Saved data entries |
-------

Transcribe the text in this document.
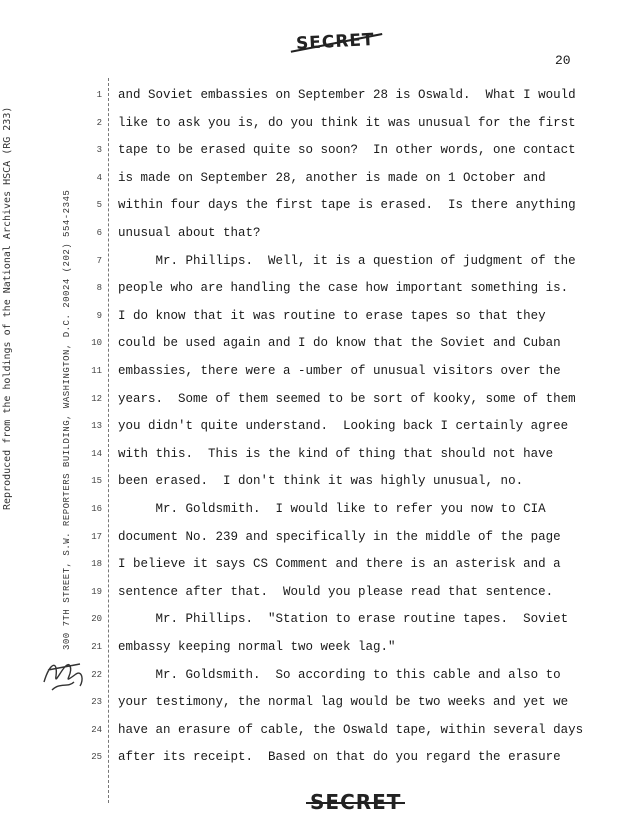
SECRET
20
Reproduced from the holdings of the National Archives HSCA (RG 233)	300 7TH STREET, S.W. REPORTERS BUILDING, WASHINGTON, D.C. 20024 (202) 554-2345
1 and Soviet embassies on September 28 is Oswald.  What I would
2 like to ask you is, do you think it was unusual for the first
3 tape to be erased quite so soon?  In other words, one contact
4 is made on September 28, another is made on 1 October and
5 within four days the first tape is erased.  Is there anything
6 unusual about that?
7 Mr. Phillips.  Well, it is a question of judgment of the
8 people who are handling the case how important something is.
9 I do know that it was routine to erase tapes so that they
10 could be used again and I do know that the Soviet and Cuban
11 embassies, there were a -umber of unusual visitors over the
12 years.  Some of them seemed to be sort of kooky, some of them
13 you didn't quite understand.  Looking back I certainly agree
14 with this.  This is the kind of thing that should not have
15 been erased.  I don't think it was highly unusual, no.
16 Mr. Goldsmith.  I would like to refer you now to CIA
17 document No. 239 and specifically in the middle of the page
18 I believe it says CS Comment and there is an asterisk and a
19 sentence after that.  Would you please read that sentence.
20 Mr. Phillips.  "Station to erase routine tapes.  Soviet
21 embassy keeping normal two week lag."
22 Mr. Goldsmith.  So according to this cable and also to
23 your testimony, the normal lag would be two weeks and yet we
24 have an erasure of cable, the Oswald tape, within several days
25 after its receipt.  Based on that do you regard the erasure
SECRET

-------

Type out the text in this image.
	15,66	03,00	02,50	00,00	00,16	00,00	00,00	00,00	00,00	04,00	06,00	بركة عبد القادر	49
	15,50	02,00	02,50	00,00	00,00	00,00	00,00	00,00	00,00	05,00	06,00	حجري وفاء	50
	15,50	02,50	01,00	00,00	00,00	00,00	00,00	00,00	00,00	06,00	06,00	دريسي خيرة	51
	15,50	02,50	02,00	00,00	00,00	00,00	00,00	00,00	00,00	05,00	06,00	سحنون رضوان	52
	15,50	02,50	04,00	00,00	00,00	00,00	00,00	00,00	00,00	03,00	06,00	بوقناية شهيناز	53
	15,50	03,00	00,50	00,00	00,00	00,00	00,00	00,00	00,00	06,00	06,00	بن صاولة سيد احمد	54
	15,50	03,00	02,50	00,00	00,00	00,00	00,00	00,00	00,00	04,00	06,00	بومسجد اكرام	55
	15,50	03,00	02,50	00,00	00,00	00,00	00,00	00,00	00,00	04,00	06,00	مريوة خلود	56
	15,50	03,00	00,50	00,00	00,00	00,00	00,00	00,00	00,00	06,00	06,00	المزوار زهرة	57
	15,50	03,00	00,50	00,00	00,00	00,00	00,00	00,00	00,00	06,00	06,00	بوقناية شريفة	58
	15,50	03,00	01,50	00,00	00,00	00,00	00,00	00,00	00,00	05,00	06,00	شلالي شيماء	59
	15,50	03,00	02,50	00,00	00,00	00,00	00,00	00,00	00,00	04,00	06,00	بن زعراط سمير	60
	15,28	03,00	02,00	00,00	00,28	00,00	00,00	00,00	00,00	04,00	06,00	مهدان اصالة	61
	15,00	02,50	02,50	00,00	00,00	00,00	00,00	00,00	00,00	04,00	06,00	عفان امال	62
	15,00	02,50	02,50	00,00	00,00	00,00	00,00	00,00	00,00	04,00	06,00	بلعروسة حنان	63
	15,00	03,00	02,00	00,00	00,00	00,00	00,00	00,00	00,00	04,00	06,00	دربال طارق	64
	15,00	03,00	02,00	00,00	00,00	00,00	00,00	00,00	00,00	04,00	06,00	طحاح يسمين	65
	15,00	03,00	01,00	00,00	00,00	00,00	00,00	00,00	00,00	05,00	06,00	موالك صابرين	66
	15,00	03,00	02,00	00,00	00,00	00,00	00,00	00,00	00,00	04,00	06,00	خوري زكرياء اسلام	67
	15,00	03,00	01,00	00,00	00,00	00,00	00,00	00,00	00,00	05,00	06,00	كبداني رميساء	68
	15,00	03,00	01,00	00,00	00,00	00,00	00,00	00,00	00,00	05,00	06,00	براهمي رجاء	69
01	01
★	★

-------

Every line containing the string "that" must be listed.

Result for this exercise |
6 unusual about that?
9 I do know that it was routine to erase tapes so that they
10 could be used again and I do know that the Soviet and Cuban
14 with this.  This is the kind of thing that should not have
19 sentence after that.  Would you please read that sentence.
25 after its receipt.  Based on that do you regard the erasure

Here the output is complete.